■ **MATERIAL PROVIDED**
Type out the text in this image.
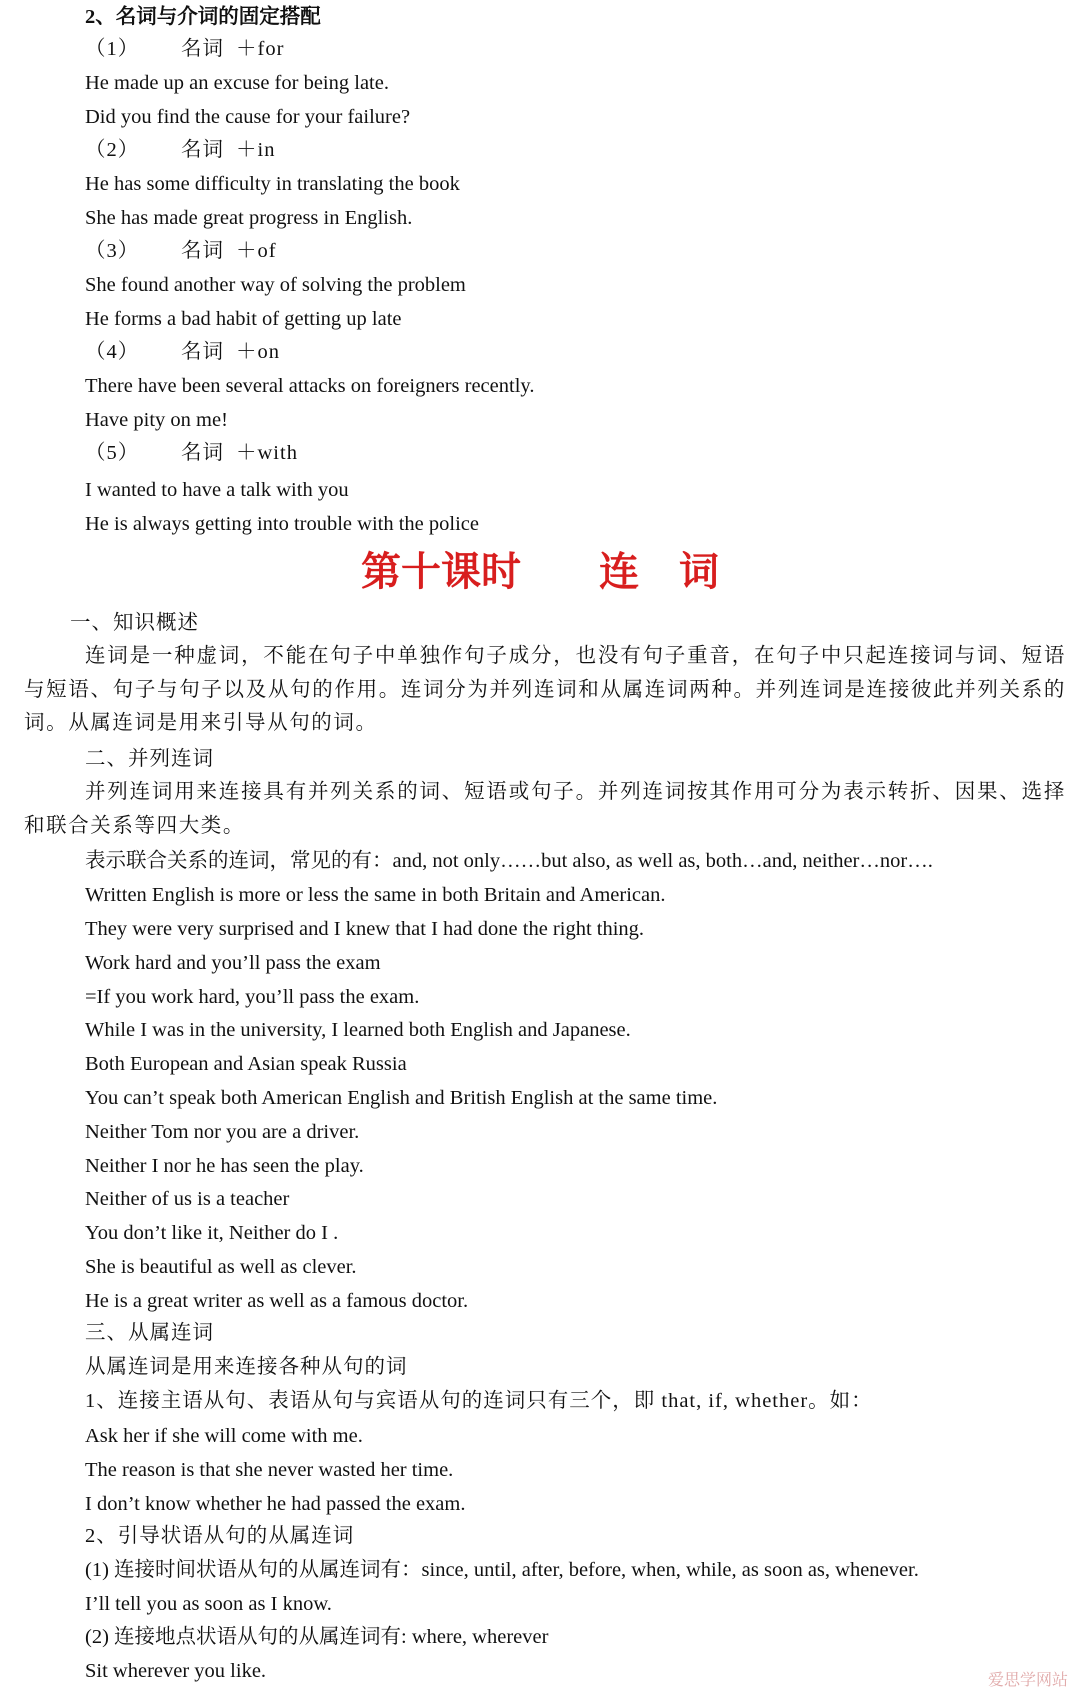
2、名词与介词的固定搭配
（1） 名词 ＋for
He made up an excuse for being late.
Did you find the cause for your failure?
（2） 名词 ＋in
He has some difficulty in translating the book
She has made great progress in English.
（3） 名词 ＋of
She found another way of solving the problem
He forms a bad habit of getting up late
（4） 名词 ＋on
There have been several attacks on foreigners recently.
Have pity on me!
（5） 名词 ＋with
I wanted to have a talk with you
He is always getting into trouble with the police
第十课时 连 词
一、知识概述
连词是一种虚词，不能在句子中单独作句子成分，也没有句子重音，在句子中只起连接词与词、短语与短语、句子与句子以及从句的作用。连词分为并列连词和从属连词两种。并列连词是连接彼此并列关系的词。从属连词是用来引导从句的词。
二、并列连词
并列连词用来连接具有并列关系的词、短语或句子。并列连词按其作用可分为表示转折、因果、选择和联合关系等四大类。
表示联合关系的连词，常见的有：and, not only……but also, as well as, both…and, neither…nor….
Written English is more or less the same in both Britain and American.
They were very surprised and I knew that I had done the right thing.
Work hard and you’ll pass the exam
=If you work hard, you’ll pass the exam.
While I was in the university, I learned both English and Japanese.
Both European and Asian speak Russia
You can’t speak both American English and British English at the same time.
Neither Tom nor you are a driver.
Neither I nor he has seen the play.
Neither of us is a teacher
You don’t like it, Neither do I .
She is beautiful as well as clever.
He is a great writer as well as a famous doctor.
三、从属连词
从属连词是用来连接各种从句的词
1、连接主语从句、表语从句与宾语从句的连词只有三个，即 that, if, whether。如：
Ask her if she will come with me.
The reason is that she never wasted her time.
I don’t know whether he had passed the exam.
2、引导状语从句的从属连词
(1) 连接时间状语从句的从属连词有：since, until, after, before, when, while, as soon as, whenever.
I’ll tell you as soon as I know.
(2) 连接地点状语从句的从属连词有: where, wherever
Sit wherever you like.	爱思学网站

■ **TASK PROMPT**
Whenever "wherever" turns up in a line, pick that line out.

■ **WRITTEN ANSWER**
(2) 连接地点状语从句的从属连词有: where, wherever
Sit wherever you like.	爱思学网站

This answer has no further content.